(EXERCISE DETAILS): Set out each line from the following listing that includes the word "cuisson".
## START INFORMATION SHOWN
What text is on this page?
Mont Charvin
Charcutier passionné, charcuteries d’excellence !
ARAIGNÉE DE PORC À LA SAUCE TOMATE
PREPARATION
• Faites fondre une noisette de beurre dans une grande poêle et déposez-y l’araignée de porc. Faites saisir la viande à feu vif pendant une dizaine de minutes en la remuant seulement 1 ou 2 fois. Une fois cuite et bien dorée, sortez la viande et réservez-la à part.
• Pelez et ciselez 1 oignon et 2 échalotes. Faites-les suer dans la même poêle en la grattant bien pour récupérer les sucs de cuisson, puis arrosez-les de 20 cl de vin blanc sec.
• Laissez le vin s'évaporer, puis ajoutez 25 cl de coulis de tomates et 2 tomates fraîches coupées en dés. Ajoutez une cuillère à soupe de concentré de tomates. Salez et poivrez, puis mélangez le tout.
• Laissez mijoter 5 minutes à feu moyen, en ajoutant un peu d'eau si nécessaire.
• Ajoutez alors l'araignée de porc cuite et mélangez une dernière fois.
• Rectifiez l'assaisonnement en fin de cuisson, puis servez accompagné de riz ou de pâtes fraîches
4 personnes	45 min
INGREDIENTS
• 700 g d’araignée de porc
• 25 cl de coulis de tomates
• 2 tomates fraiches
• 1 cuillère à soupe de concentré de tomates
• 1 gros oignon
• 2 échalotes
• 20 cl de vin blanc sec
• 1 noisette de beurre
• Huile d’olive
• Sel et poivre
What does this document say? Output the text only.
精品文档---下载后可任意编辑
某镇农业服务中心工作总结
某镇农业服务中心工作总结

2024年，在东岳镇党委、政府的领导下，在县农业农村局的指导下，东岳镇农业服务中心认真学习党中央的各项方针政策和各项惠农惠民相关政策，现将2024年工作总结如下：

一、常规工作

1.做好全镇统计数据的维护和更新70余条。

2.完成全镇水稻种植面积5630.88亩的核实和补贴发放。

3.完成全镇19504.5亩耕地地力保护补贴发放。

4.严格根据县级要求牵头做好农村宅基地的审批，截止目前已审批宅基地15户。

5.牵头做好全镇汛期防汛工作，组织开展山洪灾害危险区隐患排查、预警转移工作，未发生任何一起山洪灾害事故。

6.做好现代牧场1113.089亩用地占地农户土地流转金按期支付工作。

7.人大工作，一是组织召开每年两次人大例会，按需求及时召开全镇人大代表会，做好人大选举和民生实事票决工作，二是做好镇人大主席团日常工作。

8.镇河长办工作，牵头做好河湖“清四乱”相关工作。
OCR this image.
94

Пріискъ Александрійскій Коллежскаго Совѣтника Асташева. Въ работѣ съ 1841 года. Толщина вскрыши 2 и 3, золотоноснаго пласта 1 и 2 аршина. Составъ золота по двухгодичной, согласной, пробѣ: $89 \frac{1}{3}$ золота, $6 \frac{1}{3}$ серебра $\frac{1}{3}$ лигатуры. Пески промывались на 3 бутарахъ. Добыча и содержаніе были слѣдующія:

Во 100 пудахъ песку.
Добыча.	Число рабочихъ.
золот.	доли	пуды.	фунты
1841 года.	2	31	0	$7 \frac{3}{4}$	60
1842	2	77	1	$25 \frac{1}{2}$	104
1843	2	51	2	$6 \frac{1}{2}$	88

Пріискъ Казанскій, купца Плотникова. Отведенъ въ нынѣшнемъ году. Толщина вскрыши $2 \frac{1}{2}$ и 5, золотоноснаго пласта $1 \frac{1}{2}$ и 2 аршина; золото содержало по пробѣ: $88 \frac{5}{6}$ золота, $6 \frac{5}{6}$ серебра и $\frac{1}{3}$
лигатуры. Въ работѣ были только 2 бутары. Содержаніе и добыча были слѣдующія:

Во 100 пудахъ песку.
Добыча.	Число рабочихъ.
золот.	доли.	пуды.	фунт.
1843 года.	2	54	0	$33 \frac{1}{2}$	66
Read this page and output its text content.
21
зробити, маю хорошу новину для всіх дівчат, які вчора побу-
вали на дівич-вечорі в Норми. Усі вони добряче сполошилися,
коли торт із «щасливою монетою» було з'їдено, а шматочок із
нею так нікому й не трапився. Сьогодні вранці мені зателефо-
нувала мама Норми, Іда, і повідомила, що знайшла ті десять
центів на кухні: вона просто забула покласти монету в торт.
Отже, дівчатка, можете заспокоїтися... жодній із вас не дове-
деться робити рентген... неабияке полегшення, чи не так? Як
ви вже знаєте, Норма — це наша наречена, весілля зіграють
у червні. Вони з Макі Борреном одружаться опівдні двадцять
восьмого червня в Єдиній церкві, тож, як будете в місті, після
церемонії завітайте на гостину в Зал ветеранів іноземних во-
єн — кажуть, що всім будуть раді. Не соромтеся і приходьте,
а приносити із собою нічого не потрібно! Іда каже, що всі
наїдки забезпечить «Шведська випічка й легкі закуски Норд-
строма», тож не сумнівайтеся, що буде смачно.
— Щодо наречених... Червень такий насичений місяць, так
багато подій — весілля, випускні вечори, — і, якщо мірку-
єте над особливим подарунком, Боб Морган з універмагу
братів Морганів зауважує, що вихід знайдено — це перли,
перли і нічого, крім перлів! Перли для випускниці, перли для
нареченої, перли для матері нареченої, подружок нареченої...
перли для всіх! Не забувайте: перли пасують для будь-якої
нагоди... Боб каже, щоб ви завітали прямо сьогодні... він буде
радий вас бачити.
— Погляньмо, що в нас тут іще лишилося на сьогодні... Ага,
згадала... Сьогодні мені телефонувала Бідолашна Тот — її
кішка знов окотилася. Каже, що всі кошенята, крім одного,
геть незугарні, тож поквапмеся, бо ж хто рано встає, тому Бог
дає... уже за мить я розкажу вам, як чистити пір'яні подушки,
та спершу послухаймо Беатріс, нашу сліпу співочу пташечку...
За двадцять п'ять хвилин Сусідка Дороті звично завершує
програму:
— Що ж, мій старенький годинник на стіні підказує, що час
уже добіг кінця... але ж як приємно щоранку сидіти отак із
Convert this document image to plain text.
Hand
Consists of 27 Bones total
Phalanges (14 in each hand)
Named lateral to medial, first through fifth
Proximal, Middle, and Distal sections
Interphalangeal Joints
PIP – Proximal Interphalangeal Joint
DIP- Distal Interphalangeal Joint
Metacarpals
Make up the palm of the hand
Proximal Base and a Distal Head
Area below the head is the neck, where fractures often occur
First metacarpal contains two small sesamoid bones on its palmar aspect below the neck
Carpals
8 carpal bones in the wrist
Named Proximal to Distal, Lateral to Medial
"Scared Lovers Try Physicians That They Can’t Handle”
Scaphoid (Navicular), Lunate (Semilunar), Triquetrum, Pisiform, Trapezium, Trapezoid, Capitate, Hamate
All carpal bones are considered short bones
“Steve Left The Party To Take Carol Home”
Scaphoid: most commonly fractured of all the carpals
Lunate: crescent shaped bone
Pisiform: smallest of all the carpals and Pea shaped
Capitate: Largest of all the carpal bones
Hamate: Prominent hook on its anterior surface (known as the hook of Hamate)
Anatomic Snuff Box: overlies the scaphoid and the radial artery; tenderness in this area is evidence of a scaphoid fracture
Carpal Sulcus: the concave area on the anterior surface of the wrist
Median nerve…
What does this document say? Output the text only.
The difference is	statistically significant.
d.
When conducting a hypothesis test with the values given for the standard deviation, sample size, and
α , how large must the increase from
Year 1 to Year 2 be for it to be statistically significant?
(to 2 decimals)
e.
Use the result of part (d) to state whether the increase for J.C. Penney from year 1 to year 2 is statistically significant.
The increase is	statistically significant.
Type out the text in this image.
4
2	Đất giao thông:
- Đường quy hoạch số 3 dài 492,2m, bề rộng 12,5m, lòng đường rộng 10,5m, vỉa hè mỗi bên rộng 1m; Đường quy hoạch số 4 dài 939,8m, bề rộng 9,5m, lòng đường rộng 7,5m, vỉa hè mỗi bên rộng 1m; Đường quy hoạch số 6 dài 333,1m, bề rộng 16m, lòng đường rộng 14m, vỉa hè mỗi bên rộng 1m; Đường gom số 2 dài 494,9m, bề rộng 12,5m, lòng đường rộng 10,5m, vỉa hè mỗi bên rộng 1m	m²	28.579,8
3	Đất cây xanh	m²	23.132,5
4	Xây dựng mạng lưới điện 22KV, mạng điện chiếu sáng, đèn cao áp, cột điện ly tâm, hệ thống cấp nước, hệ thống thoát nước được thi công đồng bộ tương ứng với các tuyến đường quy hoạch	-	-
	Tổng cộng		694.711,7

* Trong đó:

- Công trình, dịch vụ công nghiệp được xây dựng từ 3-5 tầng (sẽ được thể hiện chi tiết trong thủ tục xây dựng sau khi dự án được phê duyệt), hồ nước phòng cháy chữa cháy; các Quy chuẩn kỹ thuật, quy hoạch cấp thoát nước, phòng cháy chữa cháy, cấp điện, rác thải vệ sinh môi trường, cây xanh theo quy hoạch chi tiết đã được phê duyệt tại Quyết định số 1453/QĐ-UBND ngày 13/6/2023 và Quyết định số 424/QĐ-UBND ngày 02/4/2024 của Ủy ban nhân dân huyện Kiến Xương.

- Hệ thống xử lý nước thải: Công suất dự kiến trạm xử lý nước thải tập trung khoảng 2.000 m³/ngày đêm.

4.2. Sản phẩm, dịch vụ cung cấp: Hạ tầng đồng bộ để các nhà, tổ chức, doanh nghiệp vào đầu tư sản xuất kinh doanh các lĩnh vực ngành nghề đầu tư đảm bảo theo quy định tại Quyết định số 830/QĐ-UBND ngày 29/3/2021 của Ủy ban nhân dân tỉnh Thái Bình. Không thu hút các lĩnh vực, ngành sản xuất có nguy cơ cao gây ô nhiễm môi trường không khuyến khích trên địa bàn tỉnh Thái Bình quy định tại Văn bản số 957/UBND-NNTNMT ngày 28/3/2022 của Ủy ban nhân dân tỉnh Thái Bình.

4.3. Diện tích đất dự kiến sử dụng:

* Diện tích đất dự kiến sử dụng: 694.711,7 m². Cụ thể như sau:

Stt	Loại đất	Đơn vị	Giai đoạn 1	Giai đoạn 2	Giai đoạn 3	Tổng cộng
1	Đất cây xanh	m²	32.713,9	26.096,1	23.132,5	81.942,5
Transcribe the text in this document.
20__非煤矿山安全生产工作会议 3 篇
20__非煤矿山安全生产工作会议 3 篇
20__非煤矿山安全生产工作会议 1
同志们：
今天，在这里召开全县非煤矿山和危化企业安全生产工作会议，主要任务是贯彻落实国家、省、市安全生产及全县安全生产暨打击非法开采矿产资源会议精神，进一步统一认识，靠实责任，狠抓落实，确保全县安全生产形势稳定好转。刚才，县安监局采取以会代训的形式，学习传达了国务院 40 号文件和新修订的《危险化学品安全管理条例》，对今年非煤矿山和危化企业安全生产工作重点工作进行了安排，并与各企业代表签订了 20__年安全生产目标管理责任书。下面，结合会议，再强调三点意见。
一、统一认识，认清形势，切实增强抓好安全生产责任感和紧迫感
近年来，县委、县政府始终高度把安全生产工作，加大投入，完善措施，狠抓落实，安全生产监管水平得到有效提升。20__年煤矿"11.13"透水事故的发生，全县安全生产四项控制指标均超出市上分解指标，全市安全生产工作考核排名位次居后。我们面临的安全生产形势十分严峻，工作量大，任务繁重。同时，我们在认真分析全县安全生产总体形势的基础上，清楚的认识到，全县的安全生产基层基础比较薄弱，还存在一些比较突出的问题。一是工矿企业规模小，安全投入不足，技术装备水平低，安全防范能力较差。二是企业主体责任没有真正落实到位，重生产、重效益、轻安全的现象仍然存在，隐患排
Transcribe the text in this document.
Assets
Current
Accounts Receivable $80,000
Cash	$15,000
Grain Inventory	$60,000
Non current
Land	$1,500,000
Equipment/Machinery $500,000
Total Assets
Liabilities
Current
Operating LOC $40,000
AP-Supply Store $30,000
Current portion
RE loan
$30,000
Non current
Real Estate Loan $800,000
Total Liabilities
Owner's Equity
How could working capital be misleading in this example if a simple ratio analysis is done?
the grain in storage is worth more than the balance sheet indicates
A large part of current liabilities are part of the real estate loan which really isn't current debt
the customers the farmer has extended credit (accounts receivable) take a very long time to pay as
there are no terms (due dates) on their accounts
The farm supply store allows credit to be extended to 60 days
## END INFORMATION SHOWN
(WORKED ANSWER):
• Pelez et ciselez 1 oignon et 2 échalotes. Faites-les suer dans la même poêle en la grattant bien pour récupérer les sucs de cuisson, puis arrosez-les de 20 cl de vin blanc sec.
• Rectifiez l'assaisonnement en fin de cuisson, puis servez accompagné de riz ou de pâtes fraîches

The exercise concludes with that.